Only the lines from the one bearing "Enumerate this screenshot's" to the final line should be transcribed, exactly and with both ends included. Pictures are to be left out.

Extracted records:
↓↓↓
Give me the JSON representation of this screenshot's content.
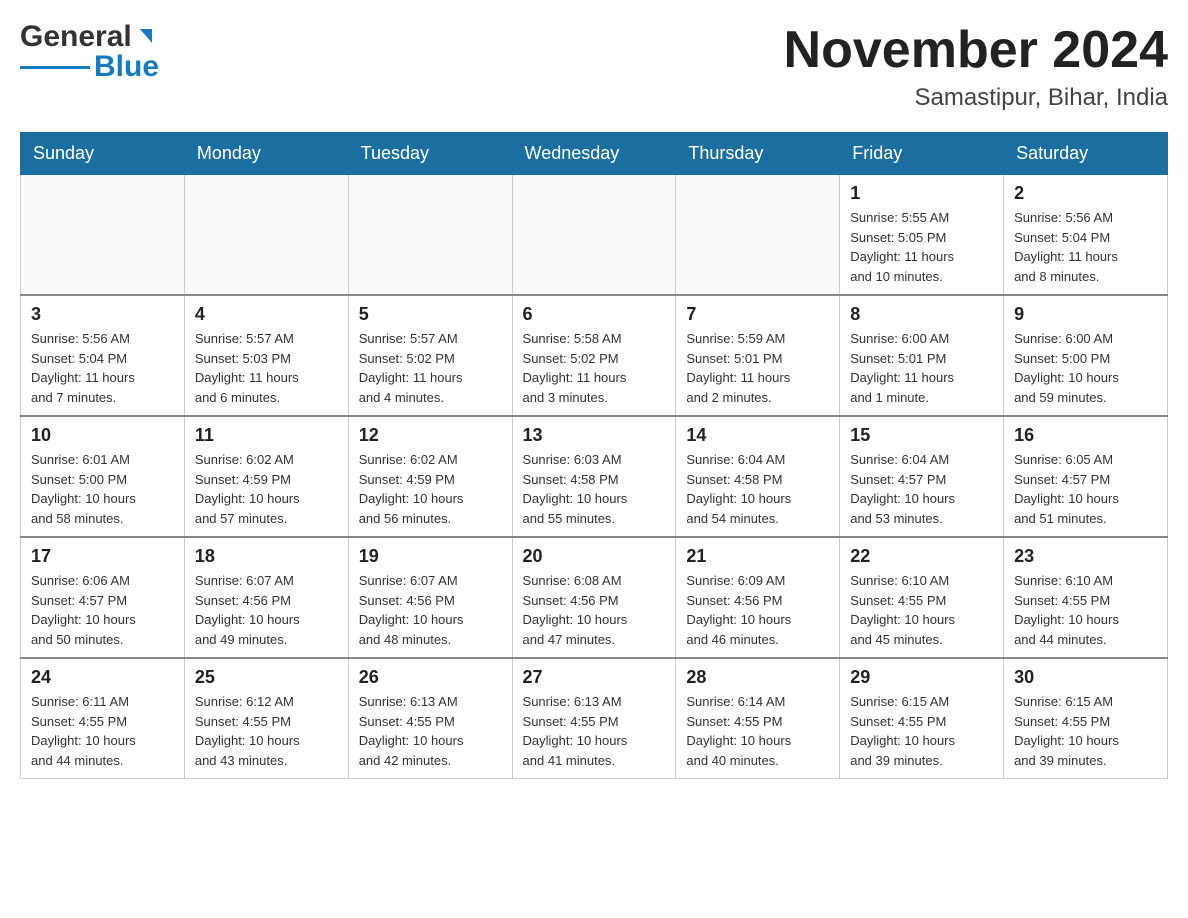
{
  "header": {
    "logo": {
      "general_text": "General",
      "blue_text": "Blue"
    },
    "title": "November 2024",
    "location": "Samastipur, Bihar, India"
  },
  "weekdays": [
    "Sunday",
    "Monday",
    "Tuesday",
    "Wednesday",
    "Thursday",
    "Friday",
    "Saturday"
  ],
  "weeks": [
    [
      {
        "day": "",
        "info": ""
      },
      {
        "day": "",
        "info": ""
      },
      {
        "day": "",
        "info": ""
      },
      {
        "day": "",
        "info": ""
      },
      {
        "day": "",
        "info": ""
      },
      {
        "day": "1",
        "info": "Sunrise: 5:55 AM\nSunset: 5:05 PM\nDaylight: 11 hours\nand 10 minutes."
      },
      {
        "day": "2",
        "info": "Sunrise: 5:56 AM\nSunset: 5:04 PM\nDaylight: 11 hours\nand 8 minutes."
      }
    ],
    [
      {
        "day": "3",
        "info": "Sunrise: 5:56 AM\nSunset: 5:04 PM\nDaylight: 11 hours\nand 7 minutes."
      },
      {
        "day": "4",
        "info": "Sunrise: 5:57 AM\nSunset: 5:03 PM\nDaylight: 11 hours\nand 6 minutes."
      },
      {
        "day": "5",
        "info": "Sunrise: 5:57 AM\nSunset: 5:02 PM\nDaylight: 11 hours\nand 4 minutes."
      },
      {
        "day": "6",
        "info": "Sunrise: 5:58 AM\nSunset: 5:02 PM\nDaylight: 11 hours\nand 3 minutes."
      },
      {
        "day": "7",
        "info": "Sunrise: 5:59 AM\nSunset: 5:01 PM\nDaylight: 11 hours\nand 2 minutes."
      },
      {
        "day": "8",
        "info": "Sunrise: 6:00 AM\nSunset: 5:01 PM\nDaylight: 11 hours\nand 1 minute."
      },
      {
        "day": "9",
        "info": "Sunrise: 6:00 AM\nSunset: 5:00 PM\nDaylight: 10 hours\nand 59 minutes."
      }
    ],
    [
      {
        "day": "10",
        "info": "Sunrise: 6:01 AM\nSunset: 5:00 PM\nDaylight: 10 hours\nand 58 minutes."
      },
      {
        "day": "11",
        "info": "Sunrise: 6:02 AM\nSunset: 4:59 PM\nDaylight: 10 hours\nand 57 minutes."
      },
      {
        "day": "12",
        "info": "Sunrise: 6:02 AM\nSunset: 4:59 PM\nDaylight: 10 hours\nand 56 minutes."
      },
      {
        "day": "13",
        "info": "Sunrise: 6:03 AM\nSunset: 4:58 PM\nDaylight: 10 hours\nand 55 minutes."
      },
      {
        "day": "14",
        "info": "Sunrise: 6:04 AM\nSunset: 4:58 PM\nDaylight: 10 hours\nand 54 minutes."
      },
      {
        "day": "15",
        "info": "Sunrise: 6:04 AM\nSunset: 4:57 PM\nDaylight: 10 hours\nand 53 minutes."
      },
      {
        "day": "16",
        "info": "Sunrise: 6:05 AM\nSunset: 4:57 PM\nDaylight: 10 hours\nand 51 minutes."
      }
    ],
    [
      {
        "day": "17",
        "info": "Sunrise: 6:06 AM\nSunset: 4:57 PM\nDaylight: 10 hours\nand 50 minutes."
      },
      {
        "day": "18",
        "info": "Sunrise: 6:07 AM\nSunset: 4:56 PM\nDaylight: 10 hours\nand 49 minutes."
      },
      {
        "day": "19",
        "info": "Sunrise: 6:07 AM\nSunset: 4:56 PM\nDaylight: 10 hours\nand 48 minutes."
      },
      {
        "day": "20",
        "info": "Sunrise: 6:08 AM\nSunset: 4:56 PM\nDaylight: 10 hours\nand 47 minutes."
      },
      {
        "day": "21",
        "info": "Sunrise: 6:09 AM\nSunset: 4:56 PM\nDaylight: 10 hours\nand 46 minutes."
      },
      {
        "day": "22",
        "info": "Sunrise: 6:10 AM\nSunset: 4:55 PM\nDaylight: 10 hours\nand 45 minutes."
      },
      {
        "day": "23",
        "info": "Sunrise: 6:10 AM\nSunset: 4:55 PM\nDaylight: 10 hours\nand 44 minutes."
      }
    ],
    [
      {
        "day": "24",
        "info": "Sunrise: 6:11 AM\nSunset: 4:55 PM\nDaylight: 10 hours\nand 44 minutes."
      },
      {
        "day": "25",
        "info": "Sunrise: 6:12 AM\nSunset: 4:55 PM\nDaylight: 10 hours\nand 43 minutes."
      },
      {
        "day": "26",
        "info": "Sunrise: 6:13 AM\nSunset: 4:55 PM\nDaylight: 10 hours\nand 42 minutes."
      },
      {
        "day": "27",
        "info": "Sunrise: 6:13 AM\nSunset: 4:55 PM\nDaylight: 10 hours\nand 41 minutes."
      },
      {
        "day": "28",
        "info": "Sunrise: 6:14 AM\nSunset: 4:55 PM\nDaylight: 10 hours\nand 40 minutes."
      },
      {
        "day": "29",
        "info": "Sunrise: 6:15 AM\nSunset: 4:55 PM\nDaylight: 10 hours\nand 39 minutes."
      },
      {
        "day": "30",
        "info": "Sunrise: 6:15 AM\nSunset: 4:55 PM\nDaylight: 10 hours\nand 39 minutes."
      }
    ]
  ]
}
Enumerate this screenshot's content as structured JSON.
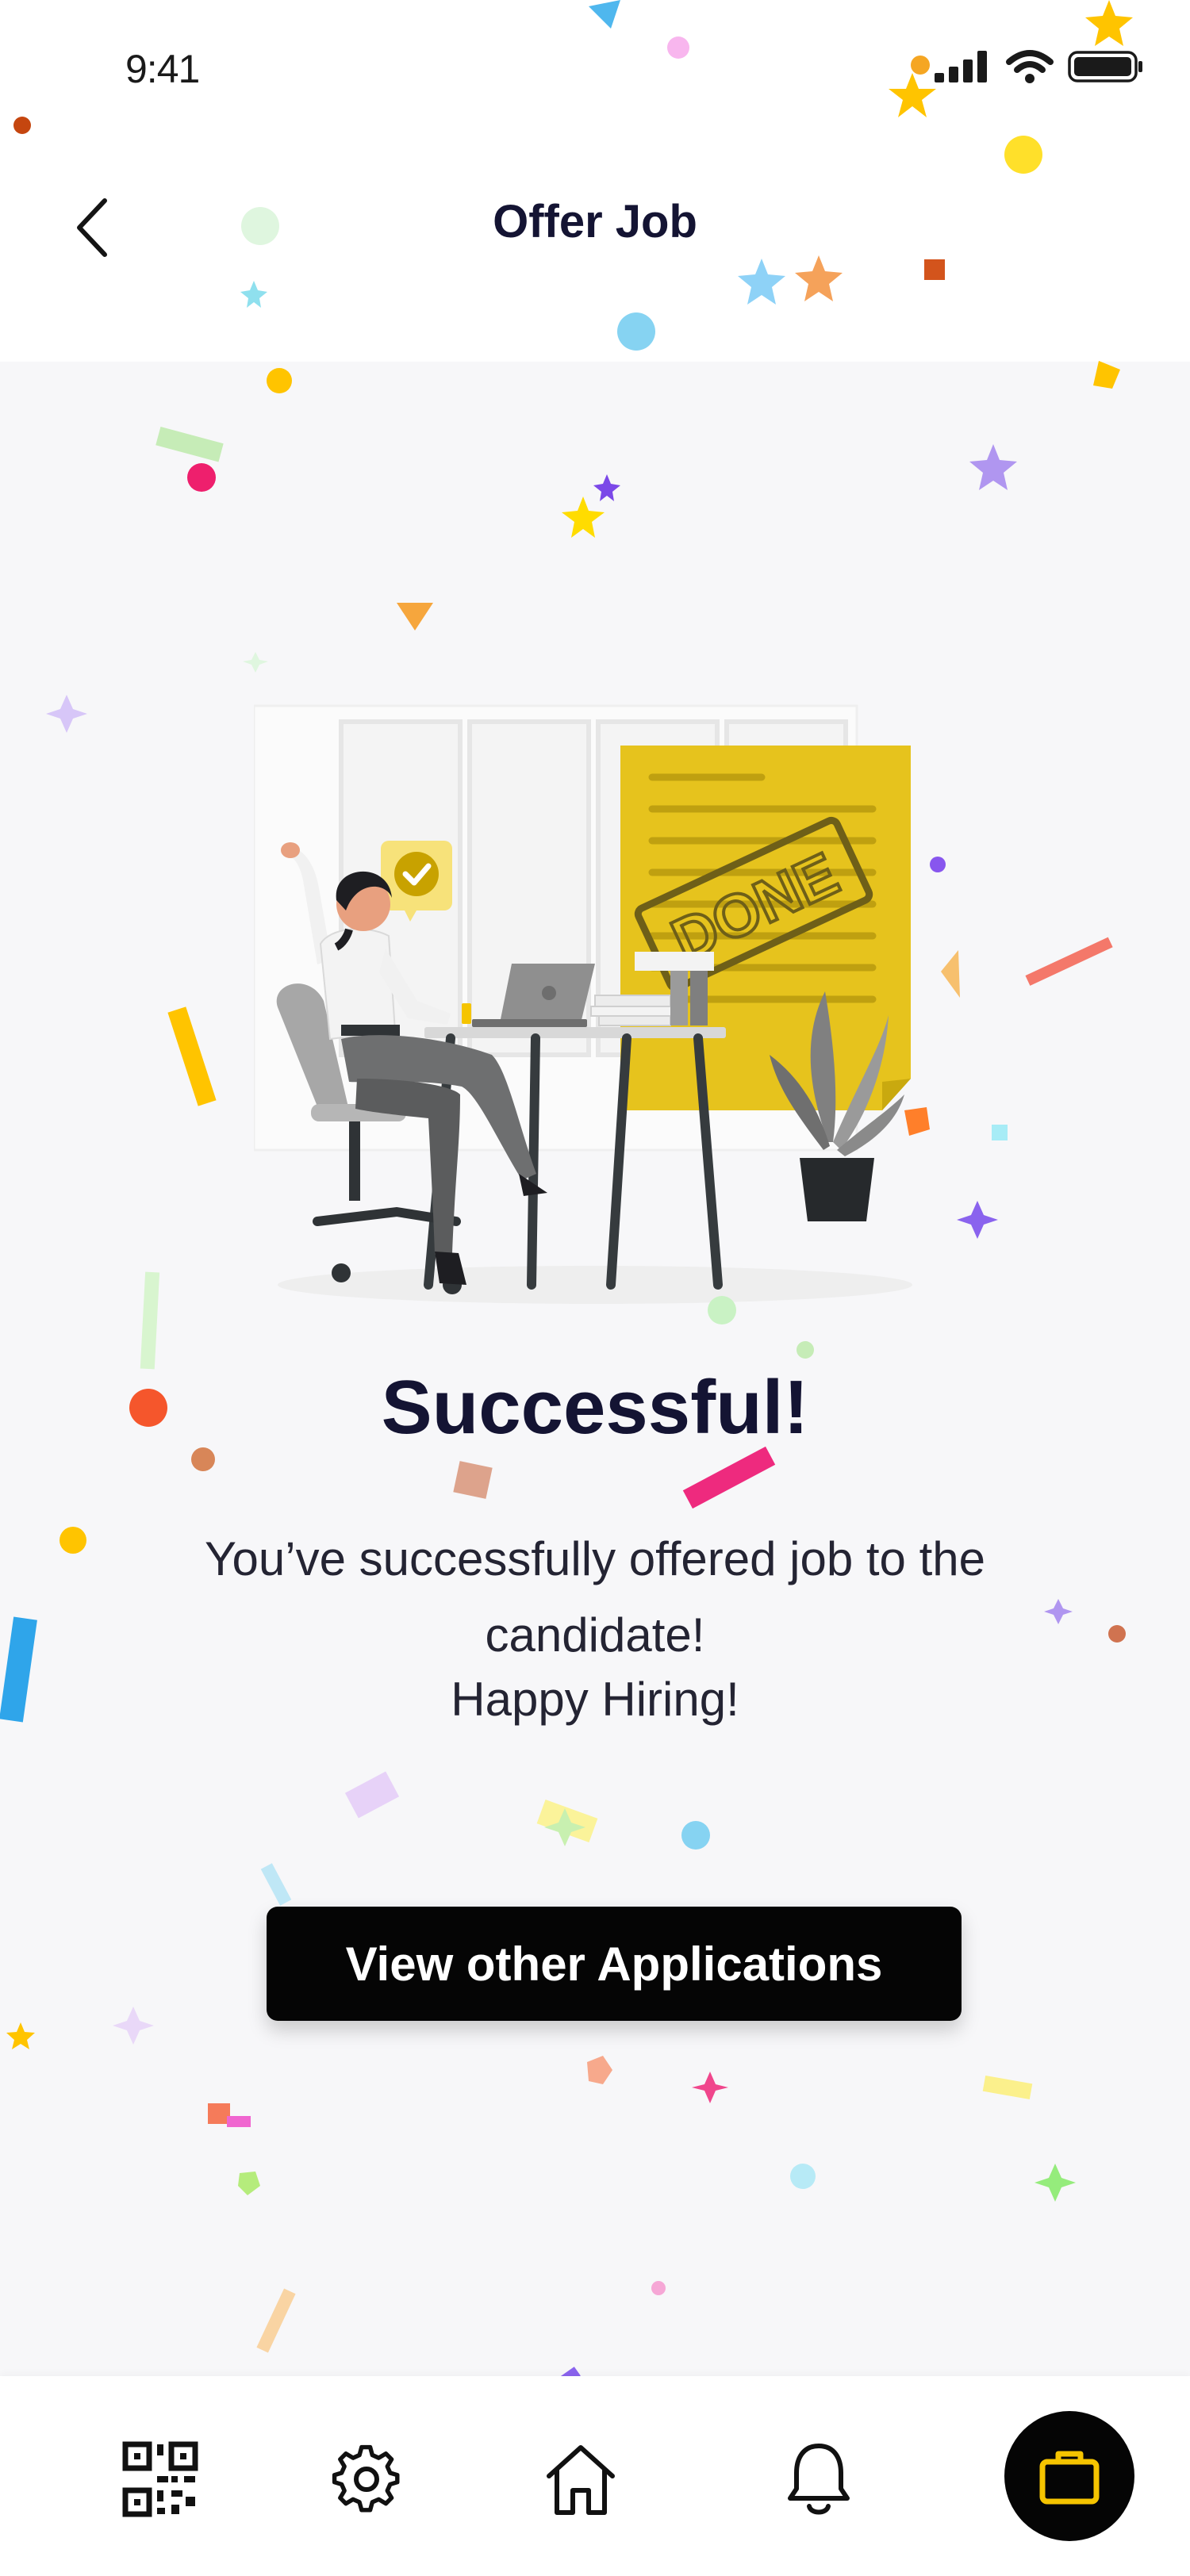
{
  "status_bar": {
    "time": "9:41"
  },
  "header": {
    "title": "Offer Job",
    "back_icon": "chevron-left-icon"
  },
  "main": {
    "illustration_stamp": "DONE",
    "title": "Successful!",
    "message": "You’ve successfully offered job to the candidate!",
    "sub_message": "Happy Hiring!",
    "primary_button": "View other Applications"
  },
  "bottom_nav": {
    "items": [
      "qr-code-icon",
      "gear-icon",
      "home-icon",
      "bell-icon",
      "briefcase-icon"
    ]
  },
  "colors": {
    "accent": "#f5c400",
    "primary_text": "#141433",
    "button_bg": "#050505",
    "doc_yellow": "#e6c31d"
  }
}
↑↑↑
Solution:
Enumerate this screenshot's content as structured JSON.
{
  "status_bar": {
    "time": "9:41"
  },
  "header": {
    "title": "Offer Job",
    "back_icon": "chevron-left-icon"
  },
  "main": {
    "illustration_stamp": "DONE",
    "title": "Successful!",
    "message": "You’ve successfully offered job to the candidate!",
    "sub_message": "Happy Hiring!",
    "primary_button": "View other Applications"
  },
  "bottom_nav": {
    "items": [
      "qr-code-icon",
      "gear-icon",
      "home-icon",
      "bell-icon",
      "briefcase-icon"
    ]
  },
  "colors": {
    "accent": "#f5c400",
    "primary_text": "#141433",
    "button_bg": "#050505",
    "doc_yellow": "#e6c31d"
  }
}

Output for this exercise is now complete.